- TASK DIRECTIONS
Write the material out again in full, word for word. Do not include the pictures.

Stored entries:
◆ ◆ ◆ ◆ ◆ ◆ ◆

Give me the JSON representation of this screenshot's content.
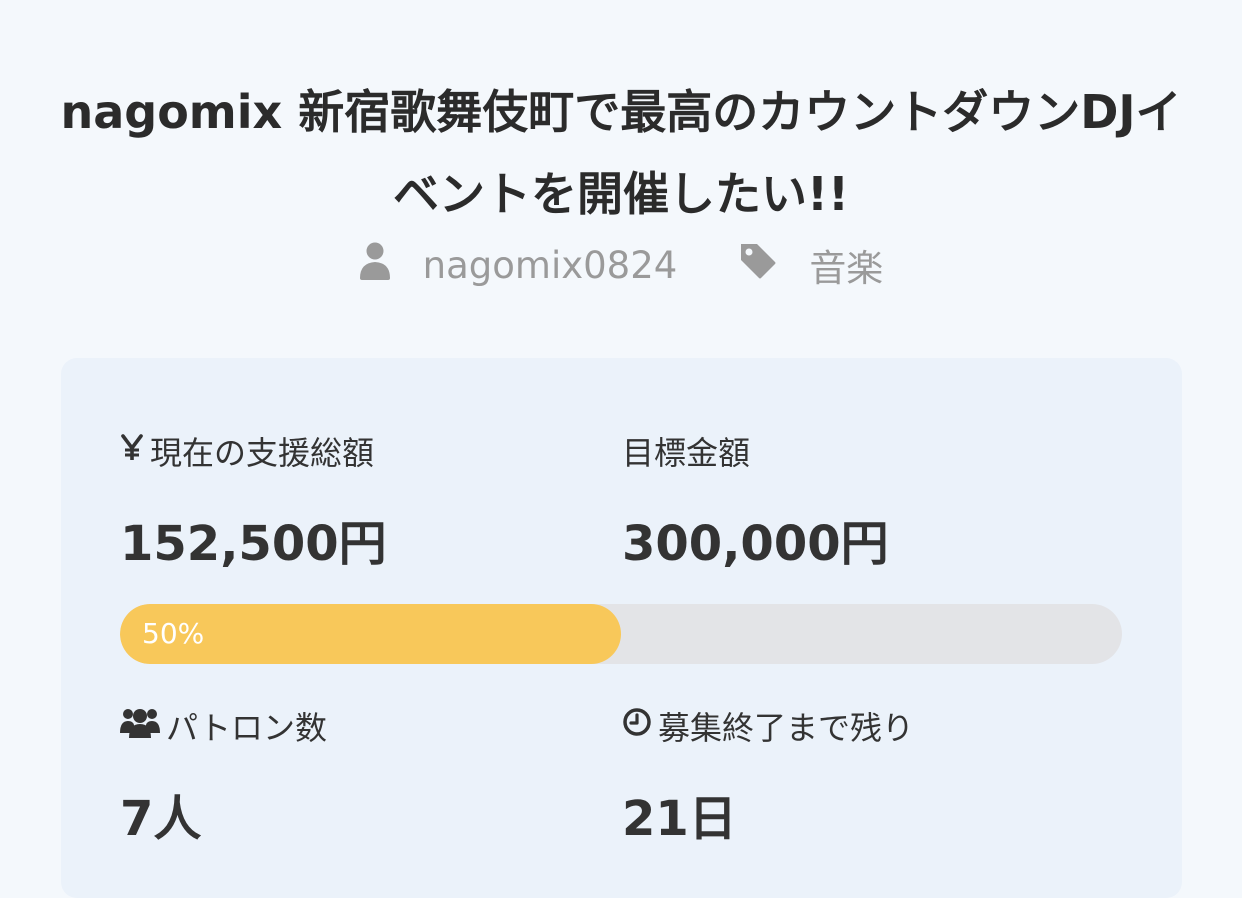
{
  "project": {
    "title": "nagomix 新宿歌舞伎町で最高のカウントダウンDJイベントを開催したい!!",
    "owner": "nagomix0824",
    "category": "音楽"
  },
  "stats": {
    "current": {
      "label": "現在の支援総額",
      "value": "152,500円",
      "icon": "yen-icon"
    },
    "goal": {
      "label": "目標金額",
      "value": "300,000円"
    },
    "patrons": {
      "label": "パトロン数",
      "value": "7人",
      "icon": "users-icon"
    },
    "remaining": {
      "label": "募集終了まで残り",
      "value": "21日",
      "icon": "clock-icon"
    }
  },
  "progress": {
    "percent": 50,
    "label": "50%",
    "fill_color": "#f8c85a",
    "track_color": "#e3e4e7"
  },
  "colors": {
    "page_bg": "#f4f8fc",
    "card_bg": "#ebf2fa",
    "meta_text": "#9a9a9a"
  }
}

◆ ◆ ◆ ◆ ◆ ◆ ◆

- RESPONSE TO THIS EXERCISE
Give me the JSON representation of this screenshot's content.
{
  "project": {
    "title": "nagomix 新宿歌舞伎町で最高のカウントダウンDJイベントを開催したい!!",
    "owner": "nagomix0824",
    "category": "音楽"
  },
  "stats": {
    "current": {
      "label": "現在の支援総額",
      "value": "152,500円",
      "icon": "yen-icon"
    },
    "goal": {
      "label": "目標金額",
      "value": "300,000円"
    },
    "patrons": {
      "label": "パトロン数",
      "value": "7人",
      "icon": "users-icon"
    },
    "remaining": {
      "label": "募集終了まで残り",
      "value": "21日",
      "icon": "clock-icon"
    }
  },
  "progress": {
    "percent": 50,
    "label": "50%",
    "fill_color": "#f8c85a",
    "track_color": "#e3e4e7"
  },
  "colors": {
    "page_bg": "#f4f8fc",
    "card_bg": "#ebf2fa",
    "meta_text": "#9a9a9a"
  }
}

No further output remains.